(Extracted records)
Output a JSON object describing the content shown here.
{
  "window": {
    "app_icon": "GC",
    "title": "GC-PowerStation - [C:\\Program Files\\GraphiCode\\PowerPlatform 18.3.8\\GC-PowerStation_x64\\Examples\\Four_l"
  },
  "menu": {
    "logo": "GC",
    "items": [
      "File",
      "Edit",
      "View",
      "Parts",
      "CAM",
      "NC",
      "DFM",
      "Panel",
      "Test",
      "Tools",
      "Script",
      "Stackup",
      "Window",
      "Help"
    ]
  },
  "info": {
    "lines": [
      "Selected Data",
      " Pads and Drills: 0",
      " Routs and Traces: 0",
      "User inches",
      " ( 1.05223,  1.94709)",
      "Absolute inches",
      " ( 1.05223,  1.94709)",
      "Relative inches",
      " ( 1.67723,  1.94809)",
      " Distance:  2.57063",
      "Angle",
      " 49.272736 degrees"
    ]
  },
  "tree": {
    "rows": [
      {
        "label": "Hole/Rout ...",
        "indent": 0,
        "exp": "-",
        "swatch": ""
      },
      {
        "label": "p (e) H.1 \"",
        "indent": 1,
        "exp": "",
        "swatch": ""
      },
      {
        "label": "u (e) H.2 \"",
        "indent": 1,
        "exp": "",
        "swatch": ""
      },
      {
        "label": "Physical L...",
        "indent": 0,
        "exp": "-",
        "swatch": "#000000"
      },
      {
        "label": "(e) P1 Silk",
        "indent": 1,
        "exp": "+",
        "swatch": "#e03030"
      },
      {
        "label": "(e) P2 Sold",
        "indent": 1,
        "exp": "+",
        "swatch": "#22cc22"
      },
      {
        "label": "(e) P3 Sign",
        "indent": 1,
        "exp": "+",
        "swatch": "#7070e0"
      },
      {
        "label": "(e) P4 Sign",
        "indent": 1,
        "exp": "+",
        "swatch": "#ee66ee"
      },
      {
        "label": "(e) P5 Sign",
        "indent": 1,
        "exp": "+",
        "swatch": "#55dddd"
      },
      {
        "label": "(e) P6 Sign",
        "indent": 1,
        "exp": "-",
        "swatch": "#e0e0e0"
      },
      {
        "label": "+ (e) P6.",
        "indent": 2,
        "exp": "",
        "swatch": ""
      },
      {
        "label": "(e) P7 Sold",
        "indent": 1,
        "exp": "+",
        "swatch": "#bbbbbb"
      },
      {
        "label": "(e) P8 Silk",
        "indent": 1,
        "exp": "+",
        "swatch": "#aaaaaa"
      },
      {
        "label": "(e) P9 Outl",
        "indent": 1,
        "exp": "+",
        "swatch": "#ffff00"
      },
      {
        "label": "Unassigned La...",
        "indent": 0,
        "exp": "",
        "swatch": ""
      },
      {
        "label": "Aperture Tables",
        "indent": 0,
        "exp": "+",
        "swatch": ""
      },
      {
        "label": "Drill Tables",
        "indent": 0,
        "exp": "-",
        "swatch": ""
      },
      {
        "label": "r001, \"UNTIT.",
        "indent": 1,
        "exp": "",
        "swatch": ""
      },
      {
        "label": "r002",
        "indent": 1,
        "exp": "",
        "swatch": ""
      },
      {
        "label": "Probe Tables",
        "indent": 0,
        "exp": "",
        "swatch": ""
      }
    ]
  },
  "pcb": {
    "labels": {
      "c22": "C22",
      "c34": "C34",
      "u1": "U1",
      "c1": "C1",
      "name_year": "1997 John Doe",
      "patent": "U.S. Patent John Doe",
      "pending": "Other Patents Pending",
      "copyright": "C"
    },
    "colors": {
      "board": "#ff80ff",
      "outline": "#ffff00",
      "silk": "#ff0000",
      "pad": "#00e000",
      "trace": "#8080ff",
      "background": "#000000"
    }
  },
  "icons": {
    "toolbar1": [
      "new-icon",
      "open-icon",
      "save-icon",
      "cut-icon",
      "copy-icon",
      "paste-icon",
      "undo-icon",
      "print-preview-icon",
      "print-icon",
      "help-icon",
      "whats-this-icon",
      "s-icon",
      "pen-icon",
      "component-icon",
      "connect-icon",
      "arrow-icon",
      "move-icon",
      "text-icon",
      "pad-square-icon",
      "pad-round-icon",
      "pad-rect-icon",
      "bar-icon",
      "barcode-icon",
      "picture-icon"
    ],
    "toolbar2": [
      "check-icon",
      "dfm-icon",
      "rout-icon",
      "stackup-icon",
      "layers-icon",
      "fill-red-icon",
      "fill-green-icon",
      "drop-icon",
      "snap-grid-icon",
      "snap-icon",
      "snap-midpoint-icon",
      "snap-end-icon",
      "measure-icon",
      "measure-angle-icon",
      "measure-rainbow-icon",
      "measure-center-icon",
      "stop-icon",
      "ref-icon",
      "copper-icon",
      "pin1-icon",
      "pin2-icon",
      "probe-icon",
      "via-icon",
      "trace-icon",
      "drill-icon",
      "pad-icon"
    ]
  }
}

## What is expected
Copy out every line in the listing where the word "measure" appears.

## Answer to this problem
      "measure-icon",
      "measure-angle-icon",
      "measure-rainbow-icon",
      "measure-center-icon",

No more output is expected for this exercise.